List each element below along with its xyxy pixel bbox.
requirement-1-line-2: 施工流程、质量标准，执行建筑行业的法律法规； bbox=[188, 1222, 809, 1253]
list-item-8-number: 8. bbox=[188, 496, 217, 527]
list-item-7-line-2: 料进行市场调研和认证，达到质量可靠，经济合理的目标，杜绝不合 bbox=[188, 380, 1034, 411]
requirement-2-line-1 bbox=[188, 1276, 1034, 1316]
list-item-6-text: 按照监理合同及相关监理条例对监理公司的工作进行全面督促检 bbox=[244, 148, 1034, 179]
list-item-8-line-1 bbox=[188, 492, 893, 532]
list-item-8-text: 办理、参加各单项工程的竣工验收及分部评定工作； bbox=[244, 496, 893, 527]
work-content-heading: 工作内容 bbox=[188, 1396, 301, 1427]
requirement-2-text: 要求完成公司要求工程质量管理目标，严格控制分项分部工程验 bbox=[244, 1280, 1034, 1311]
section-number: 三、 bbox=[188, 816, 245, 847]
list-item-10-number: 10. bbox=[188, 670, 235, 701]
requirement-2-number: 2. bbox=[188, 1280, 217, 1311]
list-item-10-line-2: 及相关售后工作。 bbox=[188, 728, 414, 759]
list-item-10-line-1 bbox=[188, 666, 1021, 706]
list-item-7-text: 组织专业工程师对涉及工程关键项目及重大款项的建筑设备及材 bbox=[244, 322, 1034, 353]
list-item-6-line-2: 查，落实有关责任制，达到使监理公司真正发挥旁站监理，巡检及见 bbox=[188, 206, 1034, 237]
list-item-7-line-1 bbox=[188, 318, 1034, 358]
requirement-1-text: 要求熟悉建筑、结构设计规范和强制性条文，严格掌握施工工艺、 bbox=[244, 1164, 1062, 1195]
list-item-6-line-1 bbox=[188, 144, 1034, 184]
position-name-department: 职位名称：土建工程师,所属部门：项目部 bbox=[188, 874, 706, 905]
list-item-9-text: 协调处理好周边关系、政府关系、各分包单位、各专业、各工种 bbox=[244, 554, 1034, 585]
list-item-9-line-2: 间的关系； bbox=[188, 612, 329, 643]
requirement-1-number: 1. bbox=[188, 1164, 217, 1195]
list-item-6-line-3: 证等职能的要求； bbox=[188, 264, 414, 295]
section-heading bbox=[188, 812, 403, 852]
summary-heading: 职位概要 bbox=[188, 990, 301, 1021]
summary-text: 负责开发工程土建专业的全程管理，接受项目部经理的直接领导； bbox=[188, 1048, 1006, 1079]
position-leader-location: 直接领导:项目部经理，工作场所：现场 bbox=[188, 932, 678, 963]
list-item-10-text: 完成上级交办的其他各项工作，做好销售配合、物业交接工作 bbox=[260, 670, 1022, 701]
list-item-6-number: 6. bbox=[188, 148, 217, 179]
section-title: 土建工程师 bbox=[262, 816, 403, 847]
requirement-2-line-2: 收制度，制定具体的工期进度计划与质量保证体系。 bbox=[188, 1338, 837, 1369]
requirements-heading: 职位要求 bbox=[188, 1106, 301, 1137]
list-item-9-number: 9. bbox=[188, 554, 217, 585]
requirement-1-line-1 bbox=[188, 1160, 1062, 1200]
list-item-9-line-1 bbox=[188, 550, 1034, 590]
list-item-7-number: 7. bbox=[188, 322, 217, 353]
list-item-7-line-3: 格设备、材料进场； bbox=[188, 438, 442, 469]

*Work instructions:* Please copy out the records above word for word, keeping every line unchanged.

*Solution for this exercise:*
List each element below along with its xyxy pixel bbox.
requirement-1-line-2: 施工流程、质量标准，执行建筑行业的法律法规； bbox=[188, 1222, 809, 1253]
list-item-8-number: 8. bbox=[188, 496, 217, 527]
list-item-7-line-2: 料进行市场调研和认证，达到质量可靠，经济合理的目标，杜绝不合 bbox=[188, 380, 1034, 411]
requirement-2-line-1 bbox=[188, 1276, 1034, 1316]
list-item-6-text: 按照监理合同及相关监理条例对监理公司的工作进行全面督促检 bbox=[244, 148, 1034, 179]
list-item-8-line-1 bbox=[188, 492, 893, 532]
list-item-8-text: 办理、参加各单项工程的竣工验收及分部评定工作； bbox=[244, 496, 893, 527]
work-content-heading: 工作内容 bbox=[188, 1396, 301, 1427]
requirement-2-text: 要求完成公司要求工程质量管理目标，严格控制分项分部工程验 bbox=[244, 1280, 1034, 1311]
section-number: 三、 bbox=[188, 816, 245, 847]
list-item-10-number: 10. bbox=[188, 670, 235, 701]
requirement-2-number: 2. bbox=[188, 1280, 217, 1311]
list-item-10-line-2: 及相关售后工作。 bbox=[188, 728, 414, 759]
list-item-10-line-1 bbox=[188, 666, 1021, 706]
list-item-7-text: 组织专业工程师对涉及工程关键项目及重大款项的建筑设备及材 bbox=[244, 322, 1034, 353]
list-item-6-line-2: 查，落实有关责任制，达到使监理公司真正发挥旁站监理，巡检及见 bbox=[188, 206, 1034, 237]
list-item-7-line-1 bbox=[188, 318, 1034, 358]
requirement-1-text: 要求熟悉建筑、结构设计规范和强制性条文，严格掌握施工工艺、 bbox=[244, 1164, 1062, 1195]
list-item-6-line-1 bbox=[188, 144, 1034, 184]
position-name-department: 职位名称：土建工程师,所属部门：项目部 bbox=[188, 874, 706, 905]
list-item-9-text: 协调处理好周边关系、政府关系、各分包单位、各专业、各工种 bbox=[244, 554, 1034, 585]
list-item-9-line-2: 间的关系； bbox=[188, 612, 329, 643]
requirement-1-number: 1. bbox=[188, 1164, 217, 1195]
list-item-6-line-3: 证等职能的要求； bbox=[188, 264, 414, 295]
section-heading bbox=[188, 812, 403, 852]
summary-heading: 职位概要 bbox=[188, 990, 301, 1021]
summary-text: 负责开发工程土建专业的全程管理，接受项目部经理的直接领导； bbox=[188, 1048, 1006, 1079]
position-leader-location: 直接领导:项目部经理，工作场所：现场 bbox=[188, 932, 678, 963]
list-item-10-text: 完成上级交办的其他各项工作，做好销售配合、物业交接工作 bbox=[260, 670, 1022, 701]
list-item-6-number: 6. bbox=[188, 148, 217, 179]
section-title: 土建工程师 bbox=[262, 816, 403, 847]
requirement-2-line-2: 收制度，制定具体的工期进度计划与质量保证体系。 bbox=[188, 1338, 837, 1369]
requirements-heading: 职位要求 bbox=[188, 1106, 301, 1137]
list-item-9-number: 9. bbox=[188, 554, 217, 585]
requirement-1-line-1 bbox=[188, 1160, 1062, 1200]
list-item-9-line-1 bbox=[188, 550, 1034, 590]
list-item-7-number: 7. bbox=[188, 322, 217, 353]
list-item-7-line-3: 格设备、材料进场； bbox=[188, 438, 442, 469]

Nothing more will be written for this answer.